Excerpts from a figure dataset
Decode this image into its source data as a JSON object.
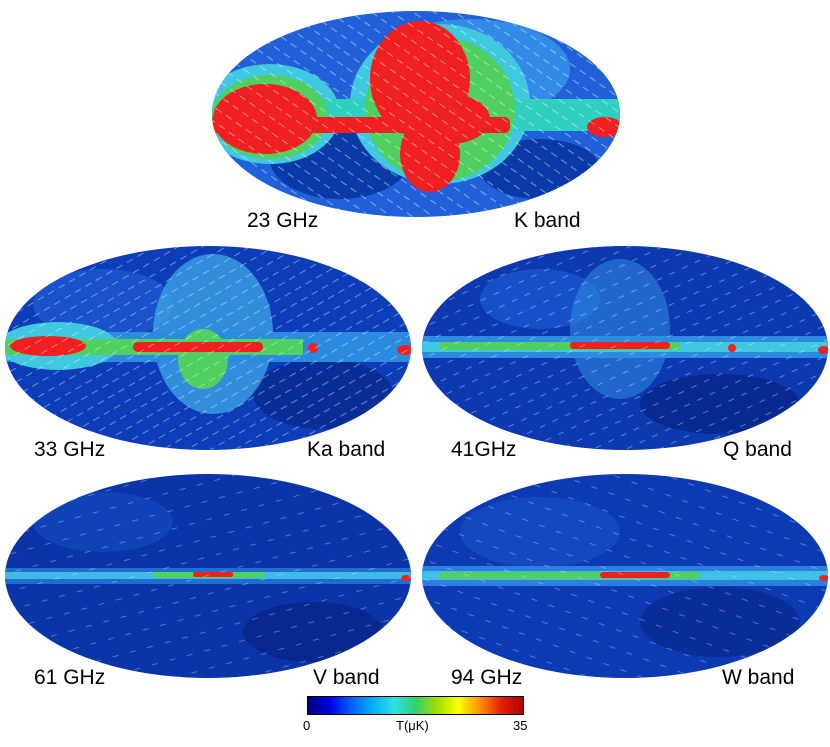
{
  "maps": [
    {
      "frequency": "23 GHz",
      "band": "K band",
      "galactic_plane_intensity": 1.0,
      "halo_intensity": 1.0
    },
    {
      "frequency": "33 GHz",
      "band": "Ka band",
      "galactic_plane_intensity": 0.8,
      "halo_intensity": 0.55
    },
    {
      "frequency": "41GHz",
      "band": "Q band",
      "galactic_plane_intensity": 0.6,
      "halo_intensity": 0.35
    },
    {
      "frequency": "61 GHz",
      "band": "V band",
      "galactic_plane_intensity": 0.35,
      "halo_intensity": 0.15
    },
    {
      "frequency": "94 GHz",
      "band": "W band",
      "galactic_plane_intensity": 0.4,
      "halo_intensity": 0.15
    }
  ],
  "colorbar": {
    "min_label": "0",
    "max_label": "35",
    "unit_label": "T(μK)",
    "colors": [
      "#000080",
      "#0000e0",
      "#0060ff",
      "#00b0ff",
      "#30e0e0",
      "#30d070",
      "#a0e000",
      "#ffff00",
      "#ff9000",
      "#e02000",
      "#b00000"
    ]
  }
}
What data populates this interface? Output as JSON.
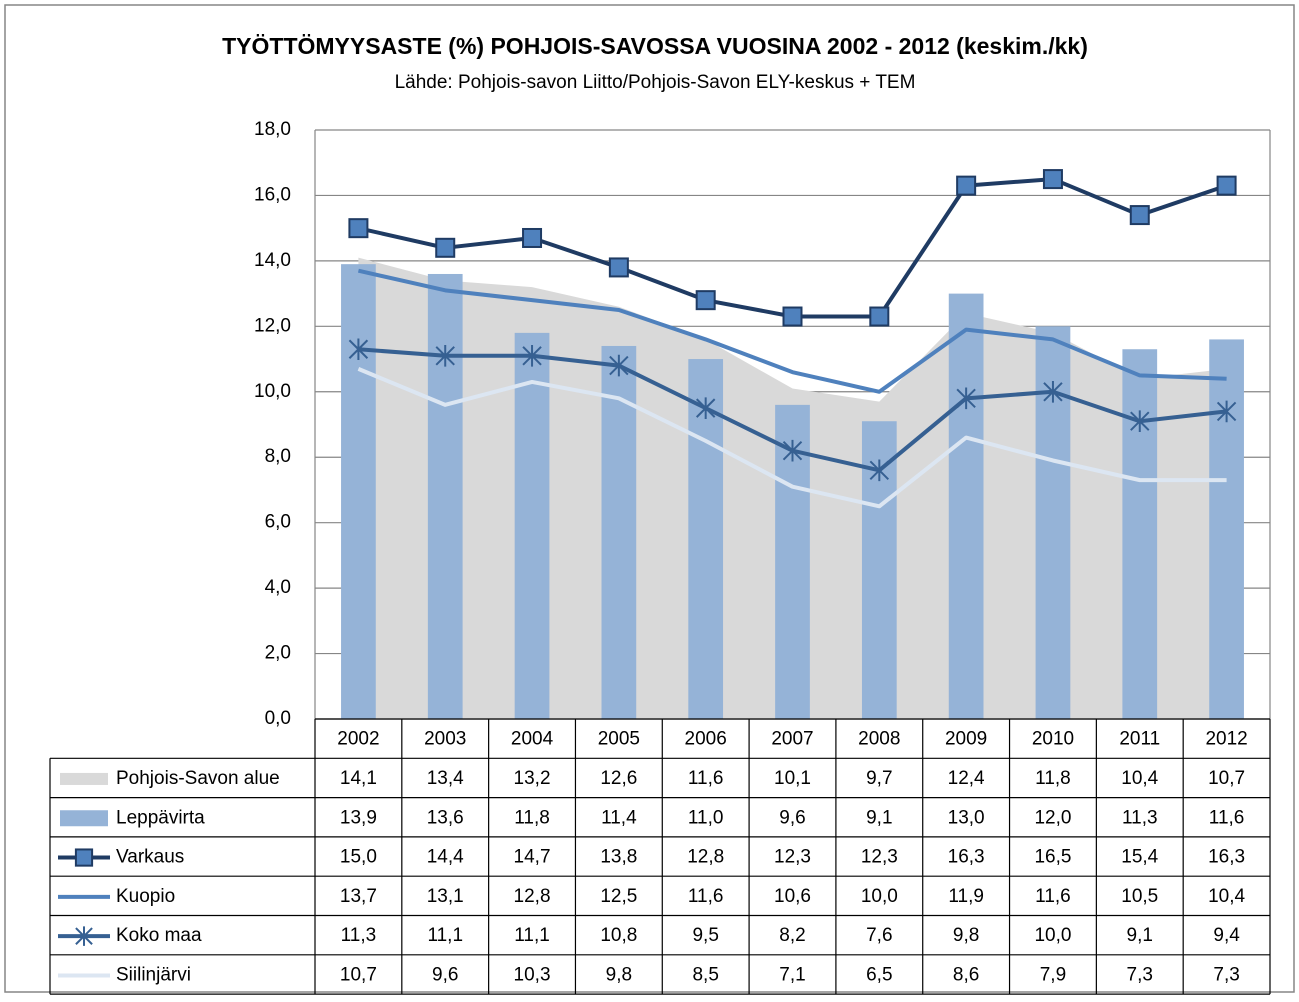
{
  "chart_data": {
    "type": "combo",
    "title": "TYÖTTÖMYYSASTE (%) POHJOIS-SAVOSSA VUOSINA 2002 - 2012 (keskim./kk)",
    "subtitle": "Lähde: Pohjois-savon Liitto/Pohjois-Savon ELY-keskus + TEM",
    "categories": [
      "2002",
      "2003",
      "2004",
      "2005",
      "2006",
      "2007",
      "2008",
      "2009",
      "2010",
      "2011",
      "2012"
    ],
    "ylim": [
      0,
      18
    ],
    "yticks": [
      {
        "value": 0,
        "label": "0,0"
      },
      {
        "value": 2,
        "label": "2,0"
      },
      {
        "value": 4,
        "label": "4,0"
      },
      {
        "value": 6,
        "label": "6,0"
      },
      {
        "value": 8,
        "label": "8,0"
      },
      {
        "value": 10,
        "label": "10,0"
      },
      {
        "value": 12,
        "label": "12,0"
      },
      {
        "value": 14,
        "label": "14,0"
      },
      {
        "value": 16,
        "label": "16,0"
      },
      {
        "value": 18,
        "label": "18,0"
      }
    ],
    "grid": true,
    "series": [
      {
        "name": "Pohjois-Savon alue",
        "type": "area",
        "color": "#d9d9d9",
        "values": [
          14.1,
          13.4,
          13.2,
          12.6,
          11.6,
          10.1,
          9.7,
          12.4,
          11.8,
          10.4,
          10.7
        ],
        "value_labels": [
          "14,1",
          "13,4",
          "13,2",
          "12,6",
          "11,6",
          "10,1",
          "9,7",
          "12,4",
          "11,8",
          "10,4",
          "10,7"
        ]
      },
      {
        "name": "Leppävirta",
        "type": "bar",
        "color": "#95b3d7",
        "values": [
          13.9,
          13.6,
          11.8,
          11.4,
          11.0,
          9.6,
          9.1,
          13.0,
          12.0,
          11.3,
          11.6
        ],
        "value_labels": [
          "13,9",
          "13,6",
          "11,8",
          "11,4",
          "11,0",
          "9,6",
          "9,1",
          "13,0",
          "12,0",
          "11,3",
          "11,6"
        ]
      },
      {
        "name": "Varkaus",
        "type": "line",
        "color": "#1f3b63",
        "marker": "square",
        "marker_color": "#4f81bd",
        "values": [
          15.0,
          14.4,
          14.7,
          13.8,
          12.8,
          12.3,
          12.3,
          16.3,
          16.5,
          15.4,
          16.3
        ],
        "value_labels": [
          "15,0",
          "14,4",
          "14,7",
          "13,8",
          "12,8",
          "12,3",
          "12,3",
          "16,3",
          "16,5",
          "15,4",
          "16,3"
        ]
      },
      {
        "name": "Kuopio",
        "type": "line",
        "color": "#4f81bd",
        "values": [
          13.7,
          13.1,
          12.8,
          12.5,
          11.6,
          10.6,
          10.0,
          11.9,
          11.6,
          10.5,
          10.4
        ],
        "value_labels": [
          "13,7",
          "13,1",
          "12,8",
          "12,5",
          "11,6",
          "10,6",
          "10,0",
          "11,9",
          "11,6",
          "10,5",
          "10,4"
        ]
      },
      {
        "name": "Koko maa",
        "type": "line",
        "color": "#366092",
        "marker": "star",
        "marker_color": "#4f81bd",
        "values": [
          11.3,
          11.1,
          11.1,
          10.8,
          9.5,
          8.2,
          7.6,
          9.8,
          10.0,
          9.1,
          9.4
        ],
        "value_labels": [
          "11,3",
          "11,1",
          "11,1",
          "10,8",
          "9,5",
          "8,2",
          "7,6",
          "9,8",
          "10,0",
          "9,1",
          "9,4"
        ]
      },
      {
        "name": "Siilinjärvi",
        "type": "line",
        "color": "#dce6f2",
        "values": [
          10.7,
          9.6,
          10.3,
          9.8,
          8.5,
          7.1,
          6.5,
          8.6,
          7.9,
          7.3,
          7.3
        ],
        "value_labels": [
          "10,7",
          "9,6",
          "10,3",
          "9,8",
          "8,5",
          "7,1",
          "6,5",
          "8,6",
          "7,9",
          "7,3",
          "7,3"
        ]
      }
    ]
  }
}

**Written problem**:
Retype every record above exactly as written, but leave out the pictures.

**Result for this task**:
Decode this image into its source data as a JSON object.
{
  "maps": [
    {
      "frequency": "23 GHz",
      "band": "K band",
      "galactic_plane_intensity": 1.0,
      "halo_intensity": 1.0
    },
    {
      "frequency": "33 GHz",
      "band": "Ka band",
      "galactic_plane_intensity": 0.8,
      "halo_intensity": 0.55
    },
    {
      "frequency": "41GHz",
      "band": "Q band",
      "galactic_plane_intensity": 0.6,
      "halo_intensity": 0.35
    },
    {
      "frequency": "61 GHz",
      "band": "V band",
      "galactic_plane_intensity": 0.35,
      "halo_intensity": 0.15
    },
    {
      "frequency": "94 GHz",
      "band": "W band",
      "galactic_plane_intensity": 0.4,
      "halo_intensity": 0.15
    }
  ],
  "colorbar": {
    "min_label": "0",
    "max_label": "35",
    "unit_label": "T(μK)",
    "colors": [
      "#000080",
      "#0000e0",
      "#0060ff",
      "#00b0ff",
      "#30e0e0",
      "#30d070",
      "#a0e000",
      "#ffff00",
      "#ff9000",
      "#e02000",
      "#b00000"
    ]
  }
}
What data populates this interface? Output as JSON.
{
  "chart_data": {
    "type": "combo",
    "title": "TYÖTTÖMYYSASTE (%) POHJOIS-SAVOSSA VUOSINA 2002 - 2012 (keskim./kk)",
    "subtitle": "Lähde: Pohjois-savon Liitto/Pohjois-Savon ELY-keskus + TEM",
    "categories": [
      "2002",
      "2003",
      "2004",
      "2005",
      "2006",
      "2007",
      "2008",
      "2009",
      "2010",
      "2011",
      "2012"
    ],
    "ylim": [
      0,
      18
    ],
    "yticks": [
      {
        "value": 0,
        "label": "0,0"
      },
      {
        "value": 2,
        "label": "2,0"
      },
      {
        "value": 4,
        "label": "4,0"
      },
      {
        "value": 6,
        "label": "6,0"
      },
      {
        "value": 8,
        "label": "8,0"
      },
      {
        "value": 10,
        "label": "10,0"
      },
      {
        "value": 12,
        "label": "12,0"
      },
      {
        "value": 14,
        "label": "14,0"
      },
      {
        "value": 16,
        "label": "16,0"
      },
      {
        "value": 18,
        "label": "18,0"
      }
    ],
    "grid": true,
    "series": [
      {
        "name": "Pohjois-Savon alue",
        "type": "area",
        "color": "#d9d9d9",
        "values": [
          14.1,
          13.4,
          13.2,
          12.6,
          11.6,
          10.1,
          9.7,
          12.4,
          11.8,
          10.4,
          10.7
        ],
        "value_labels": [
          "14,1",
          "13,4",
          "13,2",
          "12,6",
          "11,6",
          "10,1",
          "9,7",
          "12,4",
          "11,8",
          "10,4",
          "10,7"
        ]
      },
      {
        "name": "Leppävirta",
        "type": "bar",
        "color": "#95b3d7",
        "values": [
          13.9,
          13.6,
          11.8,
          11.4,
          11.0,
          9.6,
          9.1,
          13.0,
          12.0,
          11.3,
          11.6
        ],
        "value_labels": [
          "13,9",
          "13,6",
          "11,8",
          "11,4",
          "11,0",
          "9,6",
          "9,1",
          "13,0",
          "12,0",
          "11,3",
          "11,6"
        ]
      },
      {
        "name": "Varkaus",
        "type": "line",
        "color": "#1f3b63",
        "marker": "square",
        "marker_color": "#4f81bd",
        "values": [
          15.0,
          14.4,
          14.7,
          13.8,
          12.8,
          12.3,
          12.3,
          16.3,
          16.5,
          15.4,
          16.3
        ],
        "value_labels": [
          "15,0",
          "14,4",
          "14,7",
          "13,8",
          "12,8",
          "12,3",
          "12,3",
          "16,3",
          "16,5",
          "15,4",
          "16,3"
        ]
      },
      {
        "name": "Kuopio",
        "type": "line",
        "color": "#4f81bd",
        "values": [
          13.7,
          13.1,
          12.8,
          12.5,
          11.6,
          10.6,
          10.0,
          11.9,
          11.6,
          10.5,
          10.4
        ],
        "value_labels": [
          "13,7",
          "13,1",
          "12,8",
          "12,5",
          "11,6",
          "10,6",
          "10,0",
          "11,9",
          "11,6",
          "10,5",
          "10,4"
        ]
      },
      {
        "name": "Koko maa",
        "type": "line",
        "color": "#366092",
        "marker": "star",
        "marker_color": "#4f81bd",
        "values": [
          11.3,
          11.1,
          11.1,
          10.8,
          9.5,
          8.2,
          7.6,
          9.8,
          10.0,
          9.1,
          9.4
        ],
        "value_labels": [
          "11,3",
          "11,1",
          "11,1",
          "10,8",
          "9,5",
          "8,2",
          "7,6",
          "9,8",
          "10,0",
          "9,1",
          "9,4"
        ]
      },
      {
        "name": "Siilinjärvi",
        "type": "line",
        "color": "#dce6f2",
        "values": [
          10.7,
          9.6,
          10.3,
          9.8,
          8.5,
          7.1,
          6.5,
          8.6,
          7.9,
          7.3,
          7.3
        ],
        "value_labels": [
          "10,7",
          "9,6",
          "10,3",
          "9,8",
          "8,5",
          "7,1",
          "6,5",
          "8,6",
          "7,9",
          "7,3",
          "7,3"
        ]
      }
    ]
  }
}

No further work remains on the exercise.